DATASET EXCERPTS ▸

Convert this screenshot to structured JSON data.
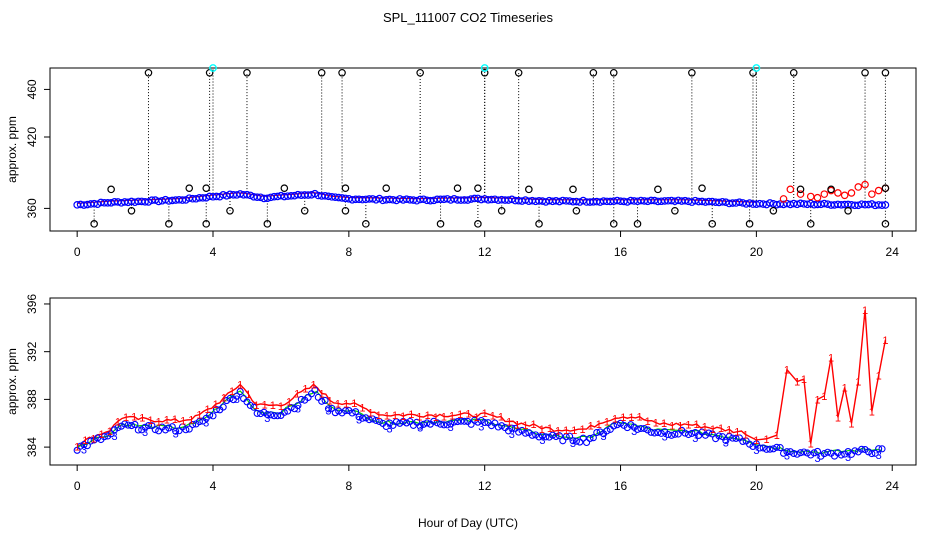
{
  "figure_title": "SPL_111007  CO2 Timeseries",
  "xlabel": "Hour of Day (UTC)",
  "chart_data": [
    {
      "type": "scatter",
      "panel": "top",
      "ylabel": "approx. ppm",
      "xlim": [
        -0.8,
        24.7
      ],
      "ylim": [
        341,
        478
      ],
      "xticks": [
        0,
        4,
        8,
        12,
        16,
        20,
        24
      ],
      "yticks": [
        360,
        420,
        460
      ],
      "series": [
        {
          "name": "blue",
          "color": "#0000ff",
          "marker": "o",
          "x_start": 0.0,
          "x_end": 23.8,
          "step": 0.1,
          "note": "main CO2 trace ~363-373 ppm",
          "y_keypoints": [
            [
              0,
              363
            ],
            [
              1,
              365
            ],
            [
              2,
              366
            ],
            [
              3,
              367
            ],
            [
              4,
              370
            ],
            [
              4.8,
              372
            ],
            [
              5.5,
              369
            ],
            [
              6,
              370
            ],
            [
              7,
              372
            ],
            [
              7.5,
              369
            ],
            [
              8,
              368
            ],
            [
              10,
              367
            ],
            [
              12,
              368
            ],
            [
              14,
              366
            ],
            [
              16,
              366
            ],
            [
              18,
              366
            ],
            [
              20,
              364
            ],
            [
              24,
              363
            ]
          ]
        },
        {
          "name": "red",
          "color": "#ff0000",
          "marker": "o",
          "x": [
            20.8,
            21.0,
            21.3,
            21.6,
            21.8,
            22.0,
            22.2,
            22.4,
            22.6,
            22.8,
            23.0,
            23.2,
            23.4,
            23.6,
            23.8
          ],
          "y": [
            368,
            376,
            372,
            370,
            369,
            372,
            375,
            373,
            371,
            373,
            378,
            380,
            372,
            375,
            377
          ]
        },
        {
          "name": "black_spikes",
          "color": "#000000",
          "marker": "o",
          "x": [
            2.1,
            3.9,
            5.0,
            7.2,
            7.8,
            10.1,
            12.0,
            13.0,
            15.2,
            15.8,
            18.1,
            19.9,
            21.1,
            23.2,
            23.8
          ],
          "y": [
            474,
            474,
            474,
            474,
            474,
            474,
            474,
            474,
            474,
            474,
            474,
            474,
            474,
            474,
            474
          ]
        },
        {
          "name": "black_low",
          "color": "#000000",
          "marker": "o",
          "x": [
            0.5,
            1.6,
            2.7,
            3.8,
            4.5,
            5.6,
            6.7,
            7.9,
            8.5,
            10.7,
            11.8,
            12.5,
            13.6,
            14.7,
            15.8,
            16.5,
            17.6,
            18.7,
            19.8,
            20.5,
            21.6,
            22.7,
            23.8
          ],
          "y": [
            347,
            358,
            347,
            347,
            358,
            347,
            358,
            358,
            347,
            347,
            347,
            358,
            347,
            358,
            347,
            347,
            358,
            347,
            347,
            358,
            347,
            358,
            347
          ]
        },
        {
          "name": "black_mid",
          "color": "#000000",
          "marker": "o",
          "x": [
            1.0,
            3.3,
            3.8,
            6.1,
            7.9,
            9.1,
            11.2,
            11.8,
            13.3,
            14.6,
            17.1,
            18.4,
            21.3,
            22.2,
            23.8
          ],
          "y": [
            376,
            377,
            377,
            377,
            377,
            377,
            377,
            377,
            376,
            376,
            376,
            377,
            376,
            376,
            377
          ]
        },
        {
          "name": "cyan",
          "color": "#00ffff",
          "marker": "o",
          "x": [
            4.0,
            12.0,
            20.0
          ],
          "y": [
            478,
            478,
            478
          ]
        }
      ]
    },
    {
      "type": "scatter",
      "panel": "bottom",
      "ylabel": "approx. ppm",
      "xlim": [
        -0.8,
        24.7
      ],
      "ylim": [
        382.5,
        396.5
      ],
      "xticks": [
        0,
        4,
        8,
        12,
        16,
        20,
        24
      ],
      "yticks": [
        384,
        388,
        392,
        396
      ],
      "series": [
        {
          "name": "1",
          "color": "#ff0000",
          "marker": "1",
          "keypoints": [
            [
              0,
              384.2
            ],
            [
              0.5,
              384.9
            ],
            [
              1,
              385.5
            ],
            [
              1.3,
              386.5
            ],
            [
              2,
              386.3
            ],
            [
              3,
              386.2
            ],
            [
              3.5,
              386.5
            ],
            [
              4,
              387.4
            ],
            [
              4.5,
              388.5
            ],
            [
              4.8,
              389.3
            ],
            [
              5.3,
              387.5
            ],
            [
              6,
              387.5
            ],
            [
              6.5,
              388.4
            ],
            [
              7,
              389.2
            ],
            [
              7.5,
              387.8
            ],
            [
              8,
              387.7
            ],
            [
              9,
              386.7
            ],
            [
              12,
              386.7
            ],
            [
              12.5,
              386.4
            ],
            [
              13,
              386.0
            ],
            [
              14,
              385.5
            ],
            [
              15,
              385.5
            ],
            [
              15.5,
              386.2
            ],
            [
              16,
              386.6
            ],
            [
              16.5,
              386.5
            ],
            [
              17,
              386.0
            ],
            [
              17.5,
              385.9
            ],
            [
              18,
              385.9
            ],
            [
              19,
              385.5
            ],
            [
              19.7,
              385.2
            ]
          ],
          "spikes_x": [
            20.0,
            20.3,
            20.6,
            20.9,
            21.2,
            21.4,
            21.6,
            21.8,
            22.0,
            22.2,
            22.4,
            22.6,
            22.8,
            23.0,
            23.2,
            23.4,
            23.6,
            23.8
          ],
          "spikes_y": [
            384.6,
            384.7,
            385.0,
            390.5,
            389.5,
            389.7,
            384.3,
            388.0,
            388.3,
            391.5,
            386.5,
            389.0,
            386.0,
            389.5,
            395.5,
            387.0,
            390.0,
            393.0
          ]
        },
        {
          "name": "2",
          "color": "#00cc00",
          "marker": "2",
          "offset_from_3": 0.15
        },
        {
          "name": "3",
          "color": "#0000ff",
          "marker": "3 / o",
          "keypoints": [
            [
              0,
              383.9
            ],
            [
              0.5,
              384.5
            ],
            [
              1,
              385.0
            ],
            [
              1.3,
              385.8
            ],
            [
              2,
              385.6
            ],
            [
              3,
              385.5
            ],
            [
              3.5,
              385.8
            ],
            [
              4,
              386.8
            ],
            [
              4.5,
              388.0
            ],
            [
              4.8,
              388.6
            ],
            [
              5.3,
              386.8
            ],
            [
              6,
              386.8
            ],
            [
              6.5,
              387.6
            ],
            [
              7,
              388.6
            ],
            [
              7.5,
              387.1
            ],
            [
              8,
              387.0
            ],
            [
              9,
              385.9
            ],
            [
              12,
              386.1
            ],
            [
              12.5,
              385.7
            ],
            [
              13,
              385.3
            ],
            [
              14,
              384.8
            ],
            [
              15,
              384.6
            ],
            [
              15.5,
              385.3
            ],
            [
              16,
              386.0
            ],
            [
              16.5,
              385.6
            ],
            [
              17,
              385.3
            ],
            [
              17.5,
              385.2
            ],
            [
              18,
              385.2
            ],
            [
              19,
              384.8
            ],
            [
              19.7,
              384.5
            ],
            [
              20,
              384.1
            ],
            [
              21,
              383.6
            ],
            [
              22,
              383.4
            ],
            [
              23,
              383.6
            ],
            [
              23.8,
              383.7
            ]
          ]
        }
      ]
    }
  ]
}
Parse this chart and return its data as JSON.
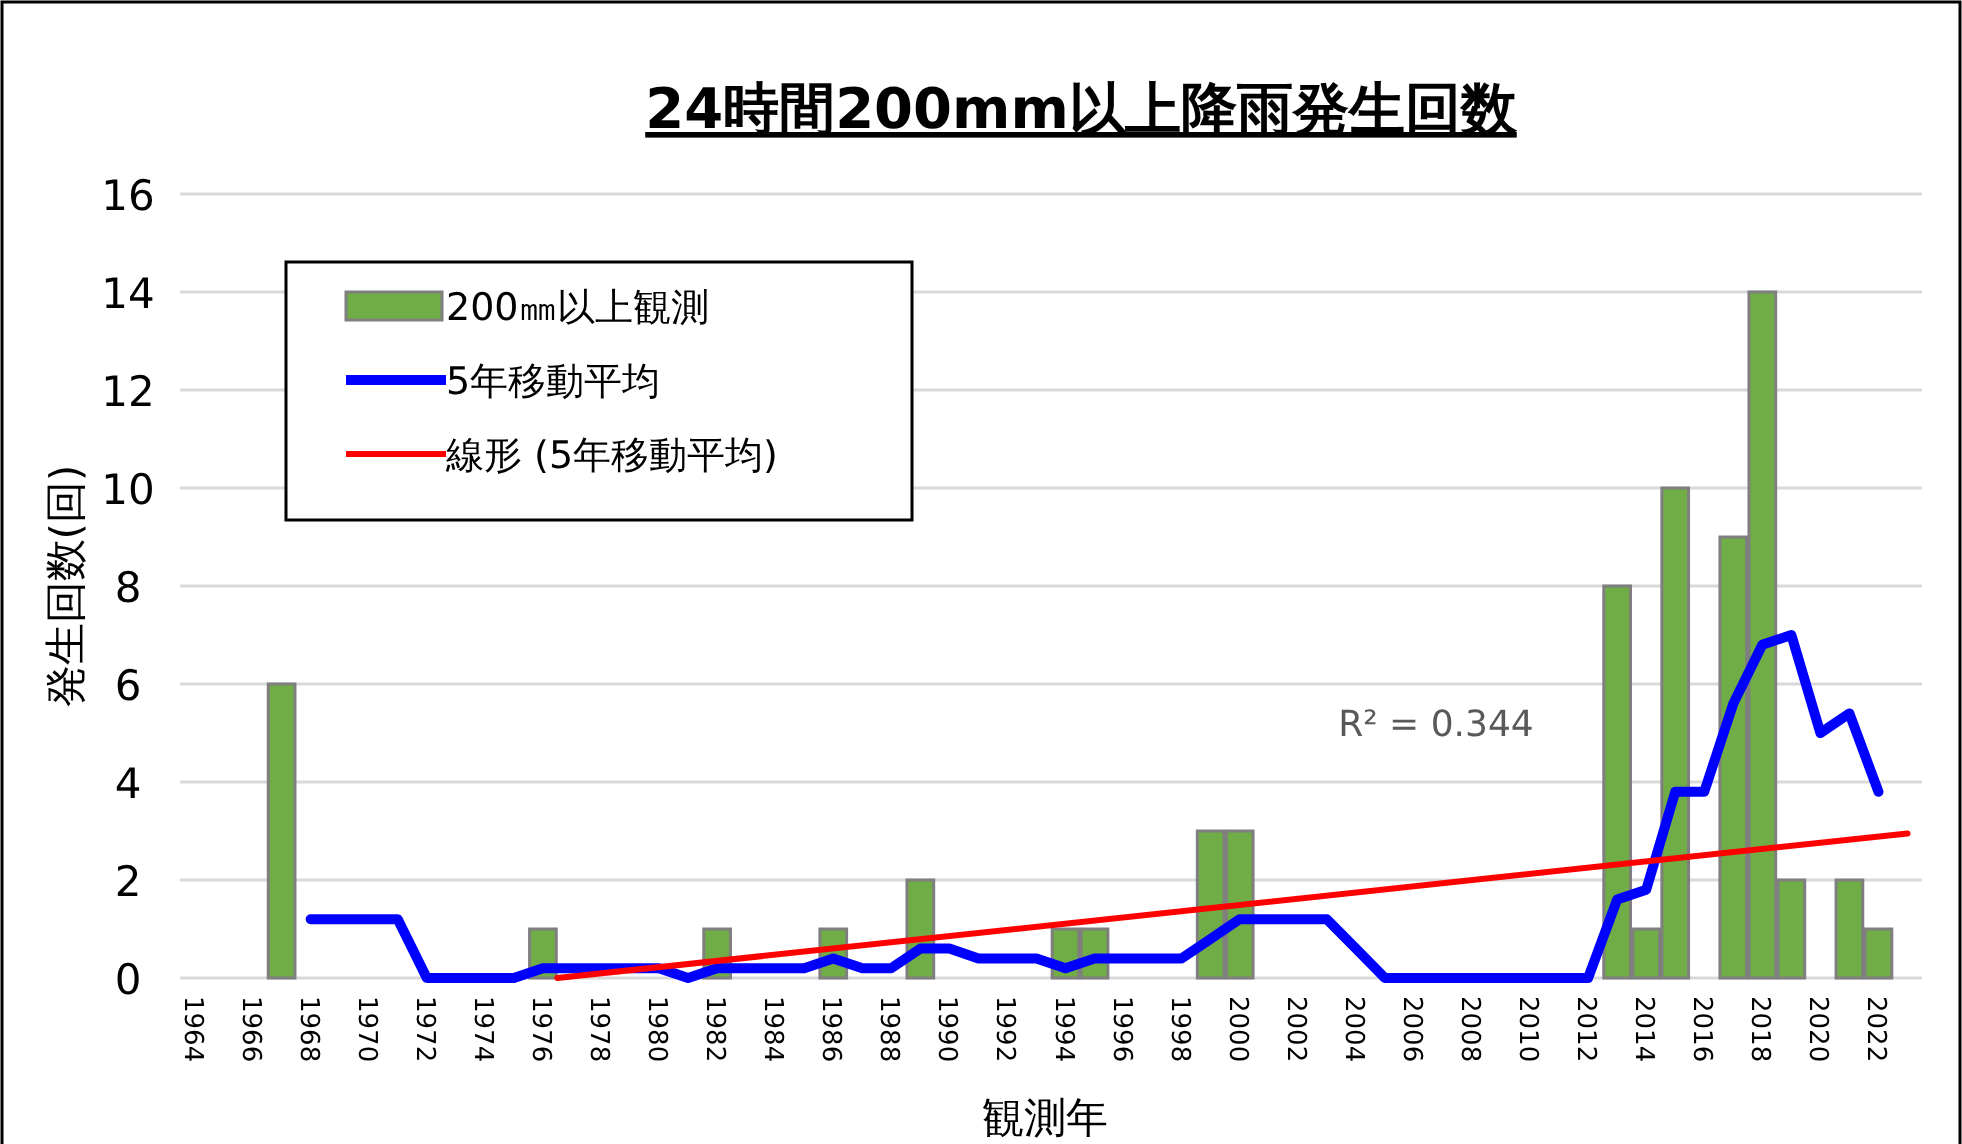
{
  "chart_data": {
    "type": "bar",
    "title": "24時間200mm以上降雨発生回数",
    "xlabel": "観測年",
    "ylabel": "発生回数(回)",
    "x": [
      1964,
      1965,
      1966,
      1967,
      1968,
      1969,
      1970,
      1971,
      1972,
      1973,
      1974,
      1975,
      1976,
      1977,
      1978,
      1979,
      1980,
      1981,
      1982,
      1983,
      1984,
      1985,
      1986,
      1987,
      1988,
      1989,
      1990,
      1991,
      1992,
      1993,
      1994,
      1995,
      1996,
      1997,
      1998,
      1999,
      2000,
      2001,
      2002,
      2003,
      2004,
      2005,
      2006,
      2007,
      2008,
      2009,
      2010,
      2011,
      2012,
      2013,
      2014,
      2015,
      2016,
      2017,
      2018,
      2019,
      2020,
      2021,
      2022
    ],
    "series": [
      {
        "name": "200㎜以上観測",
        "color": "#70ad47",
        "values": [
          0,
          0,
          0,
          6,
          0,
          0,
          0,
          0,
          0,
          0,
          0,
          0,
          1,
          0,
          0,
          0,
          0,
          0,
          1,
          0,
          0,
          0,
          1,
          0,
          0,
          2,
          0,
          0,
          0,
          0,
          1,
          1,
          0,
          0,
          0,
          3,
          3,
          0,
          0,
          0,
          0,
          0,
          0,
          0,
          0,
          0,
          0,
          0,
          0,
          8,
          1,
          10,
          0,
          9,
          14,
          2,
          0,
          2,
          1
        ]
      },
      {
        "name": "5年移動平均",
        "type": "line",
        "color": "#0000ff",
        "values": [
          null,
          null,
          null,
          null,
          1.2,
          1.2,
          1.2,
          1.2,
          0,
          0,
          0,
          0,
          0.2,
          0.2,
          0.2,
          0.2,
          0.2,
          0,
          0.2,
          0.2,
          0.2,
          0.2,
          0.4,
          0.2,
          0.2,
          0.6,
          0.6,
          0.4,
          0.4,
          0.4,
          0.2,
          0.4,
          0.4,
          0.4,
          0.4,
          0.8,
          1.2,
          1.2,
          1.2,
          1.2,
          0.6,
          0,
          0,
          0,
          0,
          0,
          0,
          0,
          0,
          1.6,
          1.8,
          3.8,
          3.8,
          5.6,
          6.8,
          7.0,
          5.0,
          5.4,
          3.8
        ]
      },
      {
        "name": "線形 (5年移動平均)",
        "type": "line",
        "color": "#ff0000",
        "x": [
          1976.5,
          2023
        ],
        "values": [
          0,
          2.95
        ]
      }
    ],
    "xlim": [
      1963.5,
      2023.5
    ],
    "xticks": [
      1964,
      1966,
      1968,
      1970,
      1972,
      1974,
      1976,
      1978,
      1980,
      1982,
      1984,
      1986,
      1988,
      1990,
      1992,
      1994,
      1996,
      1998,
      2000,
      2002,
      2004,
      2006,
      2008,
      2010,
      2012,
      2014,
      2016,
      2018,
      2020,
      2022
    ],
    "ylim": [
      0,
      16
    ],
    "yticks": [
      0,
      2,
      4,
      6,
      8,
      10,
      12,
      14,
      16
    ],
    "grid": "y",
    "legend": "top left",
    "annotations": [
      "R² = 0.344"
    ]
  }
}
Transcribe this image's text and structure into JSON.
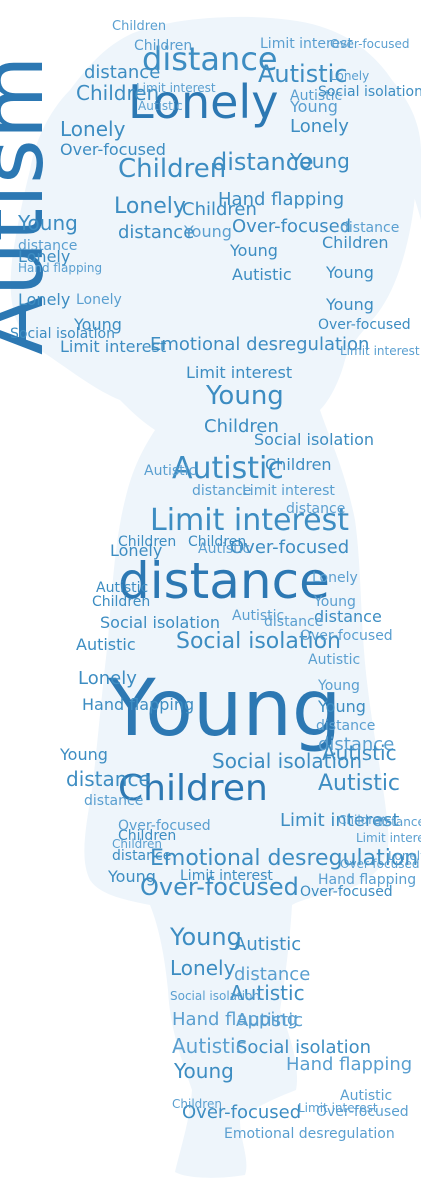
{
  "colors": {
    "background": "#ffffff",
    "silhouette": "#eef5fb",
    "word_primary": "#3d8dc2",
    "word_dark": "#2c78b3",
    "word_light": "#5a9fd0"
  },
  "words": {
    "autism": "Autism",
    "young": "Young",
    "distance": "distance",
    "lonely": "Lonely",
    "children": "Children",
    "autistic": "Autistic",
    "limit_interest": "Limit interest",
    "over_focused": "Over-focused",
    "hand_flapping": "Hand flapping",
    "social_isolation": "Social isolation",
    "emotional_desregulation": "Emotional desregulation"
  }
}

THE REQUEST ▸
Please copy the lines above, starting at the one that holds "Transcribe this image's" and stopping after the last line, exactly as they appear and minus the pictures.

WRITTEN RESPONSE ▸
Transcribe this image's text and structure into JSON.
{
  "colors": {
    "background": "#ffffff",
    "silhouette": "#eef5fb",
    "word_primary": "#3d8dc2",
    "word_dark": "#2c78b3",
    "word_light": "#5a9fd0"
  },
  "words": {
    "autism": "Autism",
    "young": "Young",
    "distance": "distance",
    "lonely": "Lonely",
    "children": "Children",
    "autistic": "Autistic",
    "limit_interest": "Limit interest",
    "over_focused": "Over-focused",
    "hand_flapping": "Hand flapping",
    "social_isolation": "Social isolation",
    "emotional_desregulation": "Emotional desregulation"
  }
}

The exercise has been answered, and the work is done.